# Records

┄┄┄┄┄┄┄┄┄┄┄┄┄┄┄┄┄┄┄┄

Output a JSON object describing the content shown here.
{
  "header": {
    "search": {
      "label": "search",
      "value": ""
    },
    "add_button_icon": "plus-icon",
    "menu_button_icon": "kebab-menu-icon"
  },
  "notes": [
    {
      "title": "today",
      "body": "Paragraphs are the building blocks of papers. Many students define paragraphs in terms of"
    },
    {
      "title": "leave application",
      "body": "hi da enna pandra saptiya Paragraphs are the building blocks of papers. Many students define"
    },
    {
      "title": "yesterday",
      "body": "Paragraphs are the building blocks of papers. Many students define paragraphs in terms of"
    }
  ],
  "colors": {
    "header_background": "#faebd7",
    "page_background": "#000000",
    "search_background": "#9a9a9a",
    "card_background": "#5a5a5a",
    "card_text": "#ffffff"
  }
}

┄┄┄┄┄┄┄┄┄┄┄┄┄┄┄┄┄┄┄┄

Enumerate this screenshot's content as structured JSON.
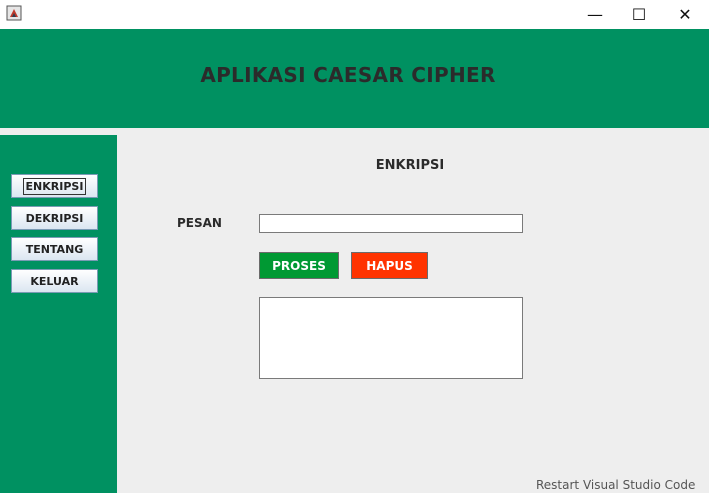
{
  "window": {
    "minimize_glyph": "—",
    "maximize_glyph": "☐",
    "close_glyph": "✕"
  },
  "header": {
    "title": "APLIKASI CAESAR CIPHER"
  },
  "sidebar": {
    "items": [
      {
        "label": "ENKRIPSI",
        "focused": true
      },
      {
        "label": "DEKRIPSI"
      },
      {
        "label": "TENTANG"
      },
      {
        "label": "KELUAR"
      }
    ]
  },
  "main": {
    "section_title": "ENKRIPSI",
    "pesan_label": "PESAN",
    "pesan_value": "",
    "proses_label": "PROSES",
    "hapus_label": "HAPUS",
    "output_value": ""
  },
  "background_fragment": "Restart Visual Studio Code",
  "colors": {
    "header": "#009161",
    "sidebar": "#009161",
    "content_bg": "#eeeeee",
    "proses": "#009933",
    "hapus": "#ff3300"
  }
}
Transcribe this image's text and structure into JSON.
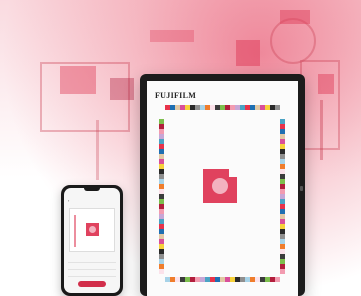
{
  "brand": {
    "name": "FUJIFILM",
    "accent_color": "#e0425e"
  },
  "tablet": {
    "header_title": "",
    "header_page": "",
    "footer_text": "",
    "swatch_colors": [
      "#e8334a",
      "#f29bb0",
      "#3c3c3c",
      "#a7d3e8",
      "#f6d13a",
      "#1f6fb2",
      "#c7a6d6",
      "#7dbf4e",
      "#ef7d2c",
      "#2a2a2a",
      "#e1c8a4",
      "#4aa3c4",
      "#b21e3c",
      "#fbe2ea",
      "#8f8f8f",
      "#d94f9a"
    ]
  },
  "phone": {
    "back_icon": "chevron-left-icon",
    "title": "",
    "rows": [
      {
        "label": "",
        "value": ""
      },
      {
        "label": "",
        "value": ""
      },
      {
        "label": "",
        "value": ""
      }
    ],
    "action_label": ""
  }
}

┄┄┄┄┄┄┄┄┄┄┄┄┄┄┄┄┄┄┄┄

# Aim
Find every line above that contains the word "icon", and return each one.

# Response to the exercise
    "add_button_icon": "plus-icon",
    "menu_button_icon": "kebab-menu-icon"
    "back_icon": "chevron-left-icon",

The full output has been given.